Scientific classification
- Kingdom: Animalia
- Phylum: Chordata
- Class: Reptilia
- Order: Squamata
- Family: Scincidae
- Genus: Ablepharus
- Species: A. budaki
- Binomial name: Ablepharus budaki Göçmen, Kumlutaş & Tosunoglu, 1996
- Synonyms: Ablepharus kitaibelii budaki Göçmen, Kumlutas & Tosunoglu, 1996; Ablepharus budaki — J.F. Schmidtler, 1997;

= Ablepharus budaki =

- Genus: Ablepharus
- Species: budaki
- Authority: Göçmen, Kumlutaş & Tosunoglu, 1996
- Conservation status: LC
- Synonyms: Ablepharus kitaibelii budaki , Göçmen, Kumlutas & Tosunoglu, 1996, Ablepharus budaki , — J.F. Schmidtler, 1997

Species of lizard

Ablepharus budaki, commonly known as Budak's skink and Budak's snake-eyed skink, is a species of lizard in the family Scincidae. The species is endemic to the Near East.

• STUDY QUESTIONS:
1. Answer these questions using the Budak's skink entry:
(a) What family is the species placed in?
(b) What conservation status is listed?
(c) Where is the species endemic?
2. Write the next part of the Budak's skink entry, continuing from its last sentence.
The records that follow the text come from a different source.

• SOURCE MATERIAL:
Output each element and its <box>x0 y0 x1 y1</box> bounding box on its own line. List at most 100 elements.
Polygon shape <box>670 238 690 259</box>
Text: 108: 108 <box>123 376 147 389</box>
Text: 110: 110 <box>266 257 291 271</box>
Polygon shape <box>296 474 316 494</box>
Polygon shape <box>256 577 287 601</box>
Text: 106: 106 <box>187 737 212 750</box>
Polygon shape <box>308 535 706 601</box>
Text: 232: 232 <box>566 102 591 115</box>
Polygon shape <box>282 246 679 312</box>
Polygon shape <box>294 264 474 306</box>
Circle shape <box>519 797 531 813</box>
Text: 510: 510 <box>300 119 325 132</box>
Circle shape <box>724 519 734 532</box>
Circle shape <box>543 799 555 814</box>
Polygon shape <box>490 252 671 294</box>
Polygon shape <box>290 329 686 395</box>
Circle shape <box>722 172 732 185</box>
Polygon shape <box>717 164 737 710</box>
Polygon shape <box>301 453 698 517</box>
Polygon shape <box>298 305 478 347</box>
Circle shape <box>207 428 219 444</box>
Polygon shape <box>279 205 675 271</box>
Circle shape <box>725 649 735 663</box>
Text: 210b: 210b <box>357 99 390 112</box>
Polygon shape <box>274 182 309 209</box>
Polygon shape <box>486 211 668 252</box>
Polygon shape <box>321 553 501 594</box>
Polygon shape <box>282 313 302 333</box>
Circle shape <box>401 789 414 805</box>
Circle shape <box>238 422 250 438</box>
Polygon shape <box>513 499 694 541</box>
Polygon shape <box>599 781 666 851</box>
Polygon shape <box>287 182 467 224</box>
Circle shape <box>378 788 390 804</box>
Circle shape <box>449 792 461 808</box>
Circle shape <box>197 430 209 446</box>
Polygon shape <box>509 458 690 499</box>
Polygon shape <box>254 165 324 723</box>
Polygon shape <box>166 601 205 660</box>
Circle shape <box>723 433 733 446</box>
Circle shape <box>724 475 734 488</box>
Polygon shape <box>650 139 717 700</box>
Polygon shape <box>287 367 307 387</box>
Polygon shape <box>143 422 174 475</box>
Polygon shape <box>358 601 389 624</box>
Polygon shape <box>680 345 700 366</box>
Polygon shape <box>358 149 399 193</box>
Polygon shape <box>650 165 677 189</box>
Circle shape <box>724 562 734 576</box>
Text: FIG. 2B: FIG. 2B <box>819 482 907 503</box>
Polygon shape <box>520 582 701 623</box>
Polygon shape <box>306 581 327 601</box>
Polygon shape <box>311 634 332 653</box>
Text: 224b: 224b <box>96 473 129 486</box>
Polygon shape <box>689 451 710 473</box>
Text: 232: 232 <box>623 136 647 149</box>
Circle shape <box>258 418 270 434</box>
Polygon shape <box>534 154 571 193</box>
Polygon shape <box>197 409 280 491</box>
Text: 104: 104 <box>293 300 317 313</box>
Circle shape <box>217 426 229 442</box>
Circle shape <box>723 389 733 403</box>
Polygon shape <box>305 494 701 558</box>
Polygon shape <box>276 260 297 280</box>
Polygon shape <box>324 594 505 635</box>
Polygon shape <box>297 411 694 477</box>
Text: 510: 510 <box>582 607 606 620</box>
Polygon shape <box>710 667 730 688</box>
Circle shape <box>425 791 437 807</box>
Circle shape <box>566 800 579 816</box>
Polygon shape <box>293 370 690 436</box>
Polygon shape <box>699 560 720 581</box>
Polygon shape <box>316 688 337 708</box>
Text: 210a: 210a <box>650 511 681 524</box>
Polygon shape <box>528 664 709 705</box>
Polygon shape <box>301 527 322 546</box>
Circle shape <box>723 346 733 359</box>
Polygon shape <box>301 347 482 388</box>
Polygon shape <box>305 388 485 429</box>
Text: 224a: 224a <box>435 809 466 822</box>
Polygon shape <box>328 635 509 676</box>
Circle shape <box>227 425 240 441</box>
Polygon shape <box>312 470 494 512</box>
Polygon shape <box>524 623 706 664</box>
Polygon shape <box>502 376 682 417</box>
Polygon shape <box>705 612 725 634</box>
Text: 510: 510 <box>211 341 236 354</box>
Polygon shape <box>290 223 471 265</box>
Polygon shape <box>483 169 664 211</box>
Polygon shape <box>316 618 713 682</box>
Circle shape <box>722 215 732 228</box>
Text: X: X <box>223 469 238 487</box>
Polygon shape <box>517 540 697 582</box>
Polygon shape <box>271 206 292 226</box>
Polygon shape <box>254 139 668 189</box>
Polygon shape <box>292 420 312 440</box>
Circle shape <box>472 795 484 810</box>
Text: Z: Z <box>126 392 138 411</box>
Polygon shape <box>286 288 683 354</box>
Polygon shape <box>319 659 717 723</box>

• RESULTS:
1.
(a) Scincidae
(b) LC
(c) The Near East

2.
==Taxonomy==
A. budaki is a scincid saurian vertebrate. In 1997, it was promoted from its status as a subspecies of Ablepharus kitaibelii to full species status.

==Etymology==
The specific name, budaki, is in honor of Turkish herpetologist Abidin Budak.

==Geographic range==
A. budaki occurs in southern Turkey, western Syria, Cyprus, and Lebanon.

==Habitat==
The preferred habitat of A. budaki is leaf litter of shrubby or forested areas.

==Reproduction==
A. budaki is oviparous.

==Conservation status==
A. budaki is common and has no major threats in most of its range, though in Lebanon it may face a threat from deforestation.